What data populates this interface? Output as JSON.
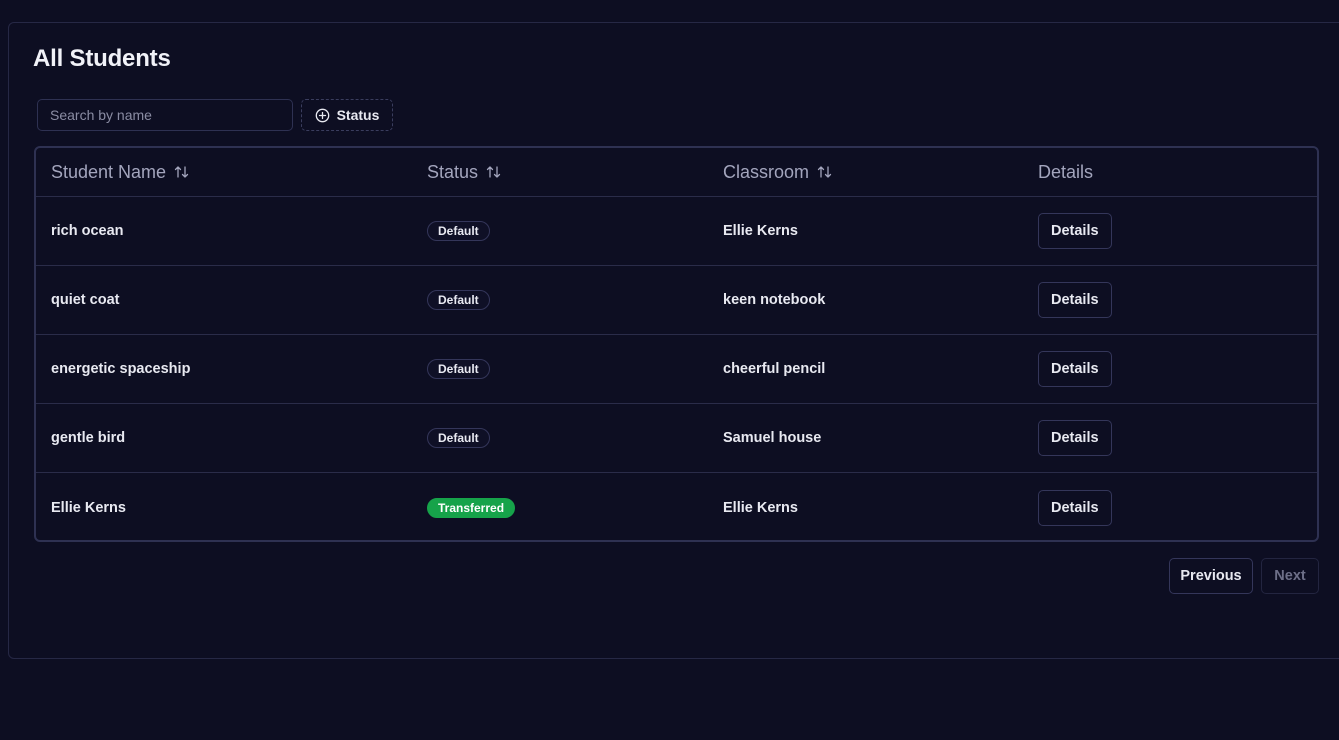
{
  "page": {
    "title": "All Students"
  },
  "toolbar": {
    "search_placeholder": "Search by name",
    "search_value": "",
    "status_filter_label": "Status",
    "status_filter_icon": "plus-circle-icon"
  },
  "table": {
    "columns": [
      {
        "label": "Student Name",
        "sortable": true
      },
      {
        "label": "Status",
        "sortable": true
      },
      {
        "label": "Classroom",
        "sortable": true
      },
      {
        "label": "Details",
        "sortable": false
      }
    ],
    "rows": [
      {
        "name": "rich ocean",
        "status": "Default",
        "classroom": "Ellie Kerns",
        "action": "Details"
      },
      {
        "name": "quiet coat",
        "status": "Default",
        "classroom": "keen notebook",
        "action": "Details"
      },
      {
        "name": "energetic spaceship",
        "status": "Default",
        "classroom": "cheerful pencil",
        "action": "Details"
      },
      {
        "name": "gentle bird",
        "status": "Default",
        "classroom": "Samuel house",
        "action": "Details"
      },
      {
        "name": "Ellie Kerns",
        "status": "Transferred",
        "classroom": "Ellie Kerns",
        "action": "Details"
      }
    ]
  },
  "pagination": {
    "previous_label": "Previous",
    "next_label": "Next",
    "next_disabled": true
  },
  "colors": {
    "background": "#0d0e22",
    "border": "#2e3152",
    "transferred_badge": "#16a34a"
  }
}
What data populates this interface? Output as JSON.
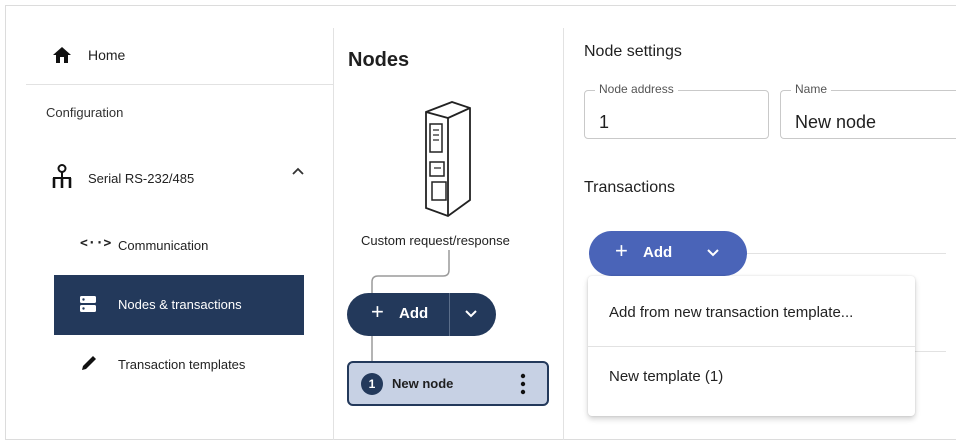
{
  "sidebar": {
    "home_label": "Home",
    "section_label": "Configuration",
    "serial_label": "Serial RS-232/485",
    "items": [
      {
        "label": "Communication",
        "icon": "code-arrows-icon",
        "glyph": "<··>"
      },
      {
        "label": "Nodes & transactions",
        "icon": "server-icon",
        "selected": true
      },
      {
        "label": "Transaction templates",
        "icon": "pencil-icon"
      }
    ]
  },
  "nodes": {
    "title": "Nodes",
    "device_label": "Custom request/response",
    "add_label": "Add",
    "node": {
      "number": "1",
      "name": "New node"
    }
  },
  "settings": {
    "title": "Node settings",
    "address_label": "Node address",
    "address_value": "1",
    "name_label": "Name",
    "name_value": "New node",
    "transactions_title": "Transactions",
    "add_label": "Add"
  },
  "menu": {
    "items": [
      "Add from new transaction template...",
      "New template (1)"
    ]
  },
  "colors": {
    "primary_dark": "#23395b",
    "primary_blue": "#4a64b8",
    "selected_card": "#c7d1e4"
  }
}
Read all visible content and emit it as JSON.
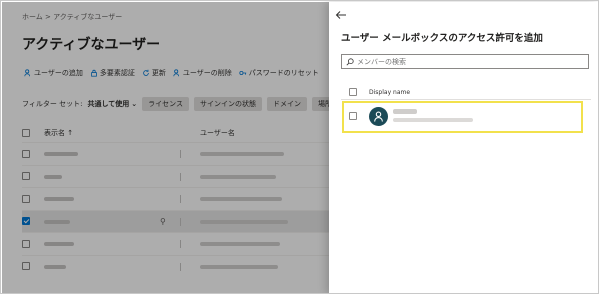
{
  "background_page": {
    "breadcrumb": "ホーム  >  アクティブなユーザー",
    "title": "アクティブなユーザー",
    "commands": [
      {
        "icon": "add-user-icon",
        "label": "ユーザーの追加"
      },
      {
        "icon": "lock-icon",
        "label": "多要素認証"
      },
      {
        "icon": "refresh-icon",
        "label": "更新"
      },
      {
        "icon": "delete-user-icon",
        "label": "ユーザーの削除"
      },
      {
        "icon": "key-icon",
        "label": "パスワードのリセット"
      }
    ],
    "filter": {
      "label": "フィルター セット:",
      "value": "共通して使用",
      "chips": [
        "ライセンス",
        "サインインの状態",
        "ドメイン",
        "場所"
      ]
    },
    "grid": {
      "columns": [
        "表示名 ↑",
        "ユーザー名"
      ],
      "selected_row_index": 3,
      "row_count": 6
    }
  },
  "panel": {
    "title": "ユーザー メールボックスのアクセス許可を追加",
    "search_placeholder": "メンバーの検索",
    "column_header": "Display name",
    "highlight_color": "#f2e14c",
    "avatar_color": "#1b4a57"
  }
}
########
Work instructions:
Are you able to set down all the lines above exactly, without any pictures?

The result:
What data populates this interface? Output as JSON.
{
  "page": {
    "title": "All Students"
  },
  "toolbar": {
    "search_placeholder": "Search by name",
    "search_value": "",
    "status_filter_label": "Status",
    "status_filter_icon": "plus-circle-icon"
  },
  "table": {
    "columns": [
      {
        "label": "Student Name",
        "sortable": true
      },
      {
        "label": "Status",
        "sortable": true
      },
      {
        "label": "Classroom",
        "sortable": true
      },
      {
        "label": "Details",
        "sortable": false
      }
    ],
    "rows": [
      {
        "name": "rich ocean",
        "status": "Default",
        "classroom": "Ellie Kerns",
        "action": "Details"
      },
      {
        "name": "quiet coat",
        "status": "Default",
        "classroom": "keen notebook",
        "action": "Details"
      },
      {
        "name": "energetic spaceship",
        "status": "Default",
        "classroom": "cheerful pencil",
        "action": "Details"
      },
      {
        "name": "gentle bird",
        "status": "Default",
        "classroom": "Samuel house",
        "action": "Details"
      },
      {
        "name": "Ellie Kerns",
        "status": "Transferred",
        "classroom": "Ellie Kerns",
        "action": "Details"
      }
    ]
  },
  "pagination": {
    "previous_label": "Previous",
    "next_label": "Next",
    "next_disabled": true
  },
  "colors": {
    "background": "#0d0e22",
    "border": "#2e3152",
    "transferred_badge": "#16a34a"
  }
}
What data populates this interface? Output as JSON.
{
  "sidebar": {
    "home_label": "Home",
    "section_label": "Configuration",
    "serial_label": "Serial RS-232/485",
    "items": [
      {
        "label": "Communication",
        "icon": "code-arrows-icon",
        "glyph": "<··>"
      },
      {
        "label": "Nodes & transactions",
        "icon": "server-icon",
        "selected": true
      },
      {
        "label": "Transaction templates",
        "icon": "pencil-icon"
      }
    ]
  },
  "nodes": {
    "title": "Nodes",
    "device_label": "Custom request/response",
    "add_label": "Add",
    "node": {
      "number": "1",
      "name": "New node"
    }
  },
  "settings": {
    "title": "Node settings",
    "address_label": "Node address",
    "address_value": "1",
    "name_label": "Name",
    "name_value": "New node",
    "transactions_title": "Transactions",
    "add_label": "Add"
  },
  "menu": {
    "items": [
      "Add from new transaction template...",
      "New template (1)"
    ]
  },
  "colors": {
    "primary_dark": "#23395b",
    "primary_blue": "#4a64b8",
    "selected_card": "#c7d1e4"
  }
}
Read all visible content and emit it as JSON.
{
  "background_page": {
    "breadcrumb": "ホーム  >  アクティブなユーザー",
    "title": "アクティブなユーザー",
    "commands": [
      {
        "icon": "add-user-icon",
        "label": "ユーザーの追加"
      },
      {
        "icon": "lock-icon",
        "label": "多要素認証"
      },
      {
        "icon": "refresh-icon",
        "label": "更新"
      },
      {
        "icon": "delete-user-icon",
        "label": "ユーザーの削除"
      },
      {
        "icon": "key-icon",
        "label": "パスワードのリセット"
      }
    ],
    "filter": {
      "label": "フィルター セット:",
      "value": "共通して使用",
      "chips": [
        "ライセンス",
        "サインインの状態",
        "ドメイン",
        "場所"
      ]
    },
    "grid": {
      "columns": [
        "表示名 ↑",
        "ユーザー名"
      ],
      "selected_row_index": 3,
      "row_count": 6
    }
  },
  "panel": {
    "title": "ユーザー メールボックスのアクセス許可を追加",
    "search_placeholder": "メンバーの検索",
    "column_header": "Display name",
    "highlight_color": "#f2e14c",
    "avatar_color": "#1b4a57"
  }
}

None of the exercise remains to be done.